Single out the lines that include the word "title". Copy them.

begin Dataset extract

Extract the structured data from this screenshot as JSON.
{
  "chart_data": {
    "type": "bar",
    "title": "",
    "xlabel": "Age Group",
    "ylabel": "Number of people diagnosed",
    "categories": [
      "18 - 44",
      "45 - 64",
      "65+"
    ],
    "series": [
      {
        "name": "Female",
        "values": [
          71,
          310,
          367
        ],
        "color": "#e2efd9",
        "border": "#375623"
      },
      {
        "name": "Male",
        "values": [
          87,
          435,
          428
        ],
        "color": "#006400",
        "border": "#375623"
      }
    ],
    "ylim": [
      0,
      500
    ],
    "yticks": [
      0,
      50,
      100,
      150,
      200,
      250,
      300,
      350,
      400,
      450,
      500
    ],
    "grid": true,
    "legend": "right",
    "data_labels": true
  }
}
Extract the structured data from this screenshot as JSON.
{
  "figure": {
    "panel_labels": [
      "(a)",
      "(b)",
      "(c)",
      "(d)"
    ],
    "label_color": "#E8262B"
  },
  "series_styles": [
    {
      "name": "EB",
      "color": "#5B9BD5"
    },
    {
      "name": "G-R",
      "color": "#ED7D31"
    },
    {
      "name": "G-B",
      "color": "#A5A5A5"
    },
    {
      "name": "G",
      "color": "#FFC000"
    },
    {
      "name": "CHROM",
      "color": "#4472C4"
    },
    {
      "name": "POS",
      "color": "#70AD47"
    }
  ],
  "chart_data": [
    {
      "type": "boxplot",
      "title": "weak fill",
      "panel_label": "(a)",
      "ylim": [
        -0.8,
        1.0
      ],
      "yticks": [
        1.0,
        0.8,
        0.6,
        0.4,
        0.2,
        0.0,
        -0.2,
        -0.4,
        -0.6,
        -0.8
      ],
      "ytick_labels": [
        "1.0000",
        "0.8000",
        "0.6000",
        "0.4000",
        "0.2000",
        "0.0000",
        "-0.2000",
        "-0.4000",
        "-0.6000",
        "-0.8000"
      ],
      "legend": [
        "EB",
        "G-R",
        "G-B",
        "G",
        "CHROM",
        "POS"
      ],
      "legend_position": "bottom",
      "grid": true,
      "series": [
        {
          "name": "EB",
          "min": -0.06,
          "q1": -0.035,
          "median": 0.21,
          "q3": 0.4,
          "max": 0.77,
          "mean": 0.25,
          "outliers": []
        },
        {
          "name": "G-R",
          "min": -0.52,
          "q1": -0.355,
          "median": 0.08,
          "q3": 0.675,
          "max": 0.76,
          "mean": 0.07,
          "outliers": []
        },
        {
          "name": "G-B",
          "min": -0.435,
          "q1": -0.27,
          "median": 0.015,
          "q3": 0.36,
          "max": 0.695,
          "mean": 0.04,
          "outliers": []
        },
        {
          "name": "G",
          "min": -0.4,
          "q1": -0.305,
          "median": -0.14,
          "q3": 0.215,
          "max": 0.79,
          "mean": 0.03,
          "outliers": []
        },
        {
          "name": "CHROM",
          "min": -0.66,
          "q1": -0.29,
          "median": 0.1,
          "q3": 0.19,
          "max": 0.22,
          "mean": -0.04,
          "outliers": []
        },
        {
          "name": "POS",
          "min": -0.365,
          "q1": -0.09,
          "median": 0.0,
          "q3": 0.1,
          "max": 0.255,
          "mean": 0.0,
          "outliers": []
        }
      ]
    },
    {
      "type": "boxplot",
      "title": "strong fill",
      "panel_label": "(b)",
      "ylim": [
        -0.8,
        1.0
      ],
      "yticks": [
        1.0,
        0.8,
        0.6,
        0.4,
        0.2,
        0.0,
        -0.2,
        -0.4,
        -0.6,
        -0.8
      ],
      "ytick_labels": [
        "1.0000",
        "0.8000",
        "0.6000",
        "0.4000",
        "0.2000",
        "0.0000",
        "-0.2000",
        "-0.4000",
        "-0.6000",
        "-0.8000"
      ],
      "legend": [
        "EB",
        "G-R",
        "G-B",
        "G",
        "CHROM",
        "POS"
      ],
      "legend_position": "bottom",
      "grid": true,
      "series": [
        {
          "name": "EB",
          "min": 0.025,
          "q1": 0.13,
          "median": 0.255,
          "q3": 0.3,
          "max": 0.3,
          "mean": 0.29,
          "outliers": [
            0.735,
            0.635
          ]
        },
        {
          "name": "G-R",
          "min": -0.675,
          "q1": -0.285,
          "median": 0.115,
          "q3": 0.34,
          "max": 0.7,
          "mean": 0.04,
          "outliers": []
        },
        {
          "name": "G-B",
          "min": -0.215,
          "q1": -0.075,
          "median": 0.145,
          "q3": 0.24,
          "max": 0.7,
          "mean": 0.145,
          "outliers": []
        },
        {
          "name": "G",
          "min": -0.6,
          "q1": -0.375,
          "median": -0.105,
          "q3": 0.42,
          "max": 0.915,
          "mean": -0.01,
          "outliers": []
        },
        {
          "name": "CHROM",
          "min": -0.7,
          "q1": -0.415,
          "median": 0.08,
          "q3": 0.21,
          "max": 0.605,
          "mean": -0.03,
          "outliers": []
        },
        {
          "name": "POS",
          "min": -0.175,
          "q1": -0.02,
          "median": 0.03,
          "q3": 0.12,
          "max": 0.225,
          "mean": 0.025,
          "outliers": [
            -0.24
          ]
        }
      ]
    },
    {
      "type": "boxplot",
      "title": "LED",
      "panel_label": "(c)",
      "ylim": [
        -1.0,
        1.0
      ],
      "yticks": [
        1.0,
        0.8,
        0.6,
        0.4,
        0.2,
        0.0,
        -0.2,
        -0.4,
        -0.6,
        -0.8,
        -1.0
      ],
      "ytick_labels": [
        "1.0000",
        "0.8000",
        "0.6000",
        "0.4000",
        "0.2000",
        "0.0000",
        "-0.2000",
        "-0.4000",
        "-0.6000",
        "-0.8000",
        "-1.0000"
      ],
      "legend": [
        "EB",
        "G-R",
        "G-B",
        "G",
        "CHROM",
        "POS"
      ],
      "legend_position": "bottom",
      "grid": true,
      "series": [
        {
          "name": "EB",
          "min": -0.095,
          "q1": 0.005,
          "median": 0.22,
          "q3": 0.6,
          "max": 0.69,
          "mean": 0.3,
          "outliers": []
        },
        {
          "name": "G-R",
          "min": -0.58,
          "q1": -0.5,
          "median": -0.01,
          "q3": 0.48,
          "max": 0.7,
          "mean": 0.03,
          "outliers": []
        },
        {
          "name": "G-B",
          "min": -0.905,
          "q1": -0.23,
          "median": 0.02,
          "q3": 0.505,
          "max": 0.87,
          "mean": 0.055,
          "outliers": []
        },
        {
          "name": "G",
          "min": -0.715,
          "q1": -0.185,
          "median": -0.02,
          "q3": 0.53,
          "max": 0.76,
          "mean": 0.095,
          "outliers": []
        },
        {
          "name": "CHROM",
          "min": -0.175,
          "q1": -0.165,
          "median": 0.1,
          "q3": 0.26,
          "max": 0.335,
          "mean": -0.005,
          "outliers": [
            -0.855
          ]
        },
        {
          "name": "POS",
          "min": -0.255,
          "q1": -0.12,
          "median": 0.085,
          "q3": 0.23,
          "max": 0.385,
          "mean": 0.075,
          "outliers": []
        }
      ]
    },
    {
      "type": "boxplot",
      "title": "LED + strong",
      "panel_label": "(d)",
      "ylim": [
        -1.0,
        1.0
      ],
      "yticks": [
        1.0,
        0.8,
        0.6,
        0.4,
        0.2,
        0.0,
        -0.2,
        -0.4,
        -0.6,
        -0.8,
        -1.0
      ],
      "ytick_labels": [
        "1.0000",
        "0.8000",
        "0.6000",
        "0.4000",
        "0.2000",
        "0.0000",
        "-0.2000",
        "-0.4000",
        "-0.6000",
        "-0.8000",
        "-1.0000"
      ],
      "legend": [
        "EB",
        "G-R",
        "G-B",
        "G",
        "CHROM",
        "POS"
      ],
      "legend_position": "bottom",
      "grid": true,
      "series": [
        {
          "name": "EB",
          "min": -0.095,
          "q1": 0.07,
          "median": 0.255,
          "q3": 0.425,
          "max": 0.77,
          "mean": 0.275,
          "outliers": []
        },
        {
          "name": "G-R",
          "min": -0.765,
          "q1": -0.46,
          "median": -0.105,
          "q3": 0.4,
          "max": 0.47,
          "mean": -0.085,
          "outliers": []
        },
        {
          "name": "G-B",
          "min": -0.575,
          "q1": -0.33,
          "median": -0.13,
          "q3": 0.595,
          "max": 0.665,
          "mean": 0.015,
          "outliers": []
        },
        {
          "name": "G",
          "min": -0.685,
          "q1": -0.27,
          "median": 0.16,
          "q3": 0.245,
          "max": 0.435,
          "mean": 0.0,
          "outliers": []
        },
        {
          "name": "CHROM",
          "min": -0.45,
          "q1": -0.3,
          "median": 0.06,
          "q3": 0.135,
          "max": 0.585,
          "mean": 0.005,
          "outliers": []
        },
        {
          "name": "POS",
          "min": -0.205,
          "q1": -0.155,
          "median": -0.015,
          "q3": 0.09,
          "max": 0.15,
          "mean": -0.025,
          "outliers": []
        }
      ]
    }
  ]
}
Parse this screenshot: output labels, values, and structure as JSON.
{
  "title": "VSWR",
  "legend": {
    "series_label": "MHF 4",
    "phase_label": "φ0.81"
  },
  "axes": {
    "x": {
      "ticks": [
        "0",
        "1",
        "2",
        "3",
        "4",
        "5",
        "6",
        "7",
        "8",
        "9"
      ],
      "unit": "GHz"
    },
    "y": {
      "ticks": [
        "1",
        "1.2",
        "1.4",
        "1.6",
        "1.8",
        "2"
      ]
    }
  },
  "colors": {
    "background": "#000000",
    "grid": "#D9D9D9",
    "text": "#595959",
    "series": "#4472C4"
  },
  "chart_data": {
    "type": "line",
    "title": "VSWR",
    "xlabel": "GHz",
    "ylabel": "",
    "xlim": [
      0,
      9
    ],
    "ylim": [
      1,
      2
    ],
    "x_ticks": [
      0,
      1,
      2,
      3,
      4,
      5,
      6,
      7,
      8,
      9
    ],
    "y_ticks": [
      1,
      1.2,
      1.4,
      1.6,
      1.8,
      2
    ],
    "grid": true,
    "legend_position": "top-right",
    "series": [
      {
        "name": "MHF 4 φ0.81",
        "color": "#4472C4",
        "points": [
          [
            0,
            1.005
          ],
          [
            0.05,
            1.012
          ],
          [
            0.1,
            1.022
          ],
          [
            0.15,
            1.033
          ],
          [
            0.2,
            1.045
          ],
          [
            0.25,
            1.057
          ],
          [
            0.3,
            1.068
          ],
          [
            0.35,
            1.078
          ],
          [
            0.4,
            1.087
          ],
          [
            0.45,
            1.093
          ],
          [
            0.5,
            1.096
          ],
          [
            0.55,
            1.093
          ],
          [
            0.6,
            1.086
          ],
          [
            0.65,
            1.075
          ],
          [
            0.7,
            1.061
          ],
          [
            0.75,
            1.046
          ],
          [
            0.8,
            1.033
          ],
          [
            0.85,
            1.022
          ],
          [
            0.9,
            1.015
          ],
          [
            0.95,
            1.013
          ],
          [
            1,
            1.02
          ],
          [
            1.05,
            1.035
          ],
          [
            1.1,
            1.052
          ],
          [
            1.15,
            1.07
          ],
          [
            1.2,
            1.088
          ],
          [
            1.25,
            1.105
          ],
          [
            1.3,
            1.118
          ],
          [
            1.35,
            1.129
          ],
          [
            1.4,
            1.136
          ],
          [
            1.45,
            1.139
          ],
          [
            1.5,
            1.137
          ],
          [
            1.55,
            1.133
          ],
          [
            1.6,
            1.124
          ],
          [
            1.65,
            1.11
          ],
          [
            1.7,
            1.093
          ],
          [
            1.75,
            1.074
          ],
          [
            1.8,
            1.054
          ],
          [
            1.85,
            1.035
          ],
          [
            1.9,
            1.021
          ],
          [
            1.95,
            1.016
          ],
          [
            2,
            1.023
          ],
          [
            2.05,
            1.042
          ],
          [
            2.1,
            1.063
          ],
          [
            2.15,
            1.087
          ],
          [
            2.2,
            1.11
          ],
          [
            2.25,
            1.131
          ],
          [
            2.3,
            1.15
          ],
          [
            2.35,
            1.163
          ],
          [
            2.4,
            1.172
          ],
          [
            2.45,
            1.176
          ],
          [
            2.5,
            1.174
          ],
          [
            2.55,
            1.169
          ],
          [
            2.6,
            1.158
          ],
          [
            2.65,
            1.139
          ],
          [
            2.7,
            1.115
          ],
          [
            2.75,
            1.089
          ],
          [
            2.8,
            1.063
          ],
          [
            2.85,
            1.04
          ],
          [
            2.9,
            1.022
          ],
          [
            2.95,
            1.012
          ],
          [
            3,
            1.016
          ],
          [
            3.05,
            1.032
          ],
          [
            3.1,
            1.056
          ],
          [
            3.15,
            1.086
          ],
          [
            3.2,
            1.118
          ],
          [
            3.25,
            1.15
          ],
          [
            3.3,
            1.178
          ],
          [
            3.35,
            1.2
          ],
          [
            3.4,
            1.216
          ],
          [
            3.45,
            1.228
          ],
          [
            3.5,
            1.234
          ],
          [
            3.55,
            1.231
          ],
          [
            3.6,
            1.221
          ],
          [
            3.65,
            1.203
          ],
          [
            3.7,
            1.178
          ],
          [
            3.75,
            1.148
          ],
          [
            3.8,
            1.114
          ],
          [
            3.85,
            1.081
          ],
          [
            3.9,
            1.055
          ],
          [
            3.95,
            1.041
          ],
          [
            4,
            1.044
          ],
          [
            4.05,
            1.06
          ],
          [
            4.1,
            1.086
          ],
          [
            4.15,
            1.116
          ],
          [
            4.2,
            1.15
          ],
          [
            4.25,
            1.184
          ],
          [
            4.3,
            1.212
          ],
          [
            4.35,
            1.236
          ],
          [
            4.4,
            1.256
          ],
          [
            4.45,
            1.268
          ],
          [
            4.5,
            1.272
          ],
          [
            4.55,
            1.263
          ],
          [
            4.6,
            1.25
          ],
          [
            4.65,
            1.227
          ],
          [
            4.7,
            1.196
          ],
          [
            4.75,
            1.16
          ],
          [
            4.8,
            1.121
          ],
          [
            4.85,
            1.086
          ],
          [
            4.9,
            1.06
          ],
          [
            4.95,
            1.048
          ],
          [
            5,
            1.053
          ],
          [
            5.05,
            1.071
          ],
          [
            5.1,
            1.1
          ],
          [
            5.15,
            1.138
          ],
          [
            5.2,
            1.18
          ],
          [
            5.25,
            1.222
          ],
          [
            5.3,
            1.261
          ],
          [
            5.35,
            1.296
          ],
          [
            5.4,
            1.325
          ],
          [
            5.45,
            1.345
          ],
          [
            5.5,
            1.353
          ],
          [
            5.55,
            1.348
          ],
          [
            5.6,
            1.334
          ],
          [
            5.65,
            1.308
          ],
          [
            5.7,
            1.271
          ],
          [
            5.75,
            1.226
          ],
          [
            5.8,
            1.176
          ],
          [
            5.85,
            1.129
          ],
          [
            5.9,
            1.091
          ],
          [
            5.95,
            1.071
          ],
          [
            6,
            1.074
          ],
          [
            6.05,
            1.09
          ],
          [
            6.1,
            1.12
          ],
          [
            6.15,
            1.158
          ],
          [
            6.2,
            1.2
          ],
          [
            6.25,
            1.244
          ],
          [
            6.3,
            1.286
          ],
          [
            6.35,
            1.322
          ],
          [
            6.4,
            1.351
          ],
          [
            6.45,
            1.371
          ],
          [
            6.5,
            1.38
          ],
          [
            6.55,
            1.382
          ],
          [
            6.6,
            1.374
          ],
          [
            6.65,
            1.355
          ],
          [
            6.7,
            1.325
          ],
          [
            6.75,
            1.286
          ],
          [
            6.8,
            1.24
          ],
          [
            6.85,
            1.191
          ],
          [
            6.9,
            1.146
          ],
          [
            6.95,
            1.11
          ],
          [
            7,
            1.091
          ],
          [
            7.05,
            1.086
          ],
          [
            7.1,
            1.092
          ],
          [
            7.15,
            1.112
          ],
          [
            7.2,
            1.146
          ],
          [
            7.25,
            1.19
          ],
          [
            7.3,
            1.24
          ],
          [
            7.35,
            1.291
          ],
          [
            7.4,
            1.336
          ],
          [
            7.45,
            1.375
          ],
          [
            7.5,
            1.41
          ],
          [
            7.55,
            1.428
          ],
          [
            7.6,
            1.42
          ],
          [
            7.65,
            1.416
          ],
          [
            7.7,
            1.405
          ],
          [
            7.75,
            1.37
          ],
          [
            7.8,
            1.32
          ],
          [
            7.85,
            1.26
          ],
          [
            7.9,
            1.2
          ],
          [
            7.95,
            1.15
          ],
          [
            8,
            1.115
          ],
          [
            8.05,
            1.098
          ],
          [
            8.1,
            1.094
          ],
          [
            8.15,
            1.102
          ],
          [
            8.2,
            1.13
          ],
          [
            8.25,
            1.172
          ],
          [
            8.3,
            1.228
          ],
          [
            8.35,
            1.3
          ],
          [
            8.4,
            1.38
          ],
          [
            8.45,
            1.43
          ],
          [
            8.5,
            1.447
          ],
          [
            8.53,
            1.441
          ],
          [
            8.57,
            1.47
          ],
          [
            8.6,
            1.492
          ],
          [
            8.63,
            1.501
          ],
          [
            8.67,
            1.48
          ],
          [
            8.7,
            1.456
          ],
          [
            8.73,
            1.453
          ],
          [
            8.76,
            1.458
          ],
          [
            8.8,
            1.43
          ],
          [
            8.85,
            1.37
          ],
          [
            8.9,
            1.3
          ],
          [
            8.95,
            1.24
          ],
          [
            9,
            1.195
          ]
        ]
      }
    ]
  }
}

end Dataset extract

Written response
    "title": "",
      "title": "weak fill",
      "title": "strong fill",
      "title": "LED",
      "title": "LED + strong",
  "title": "VSWR",
    "title": "VSWR",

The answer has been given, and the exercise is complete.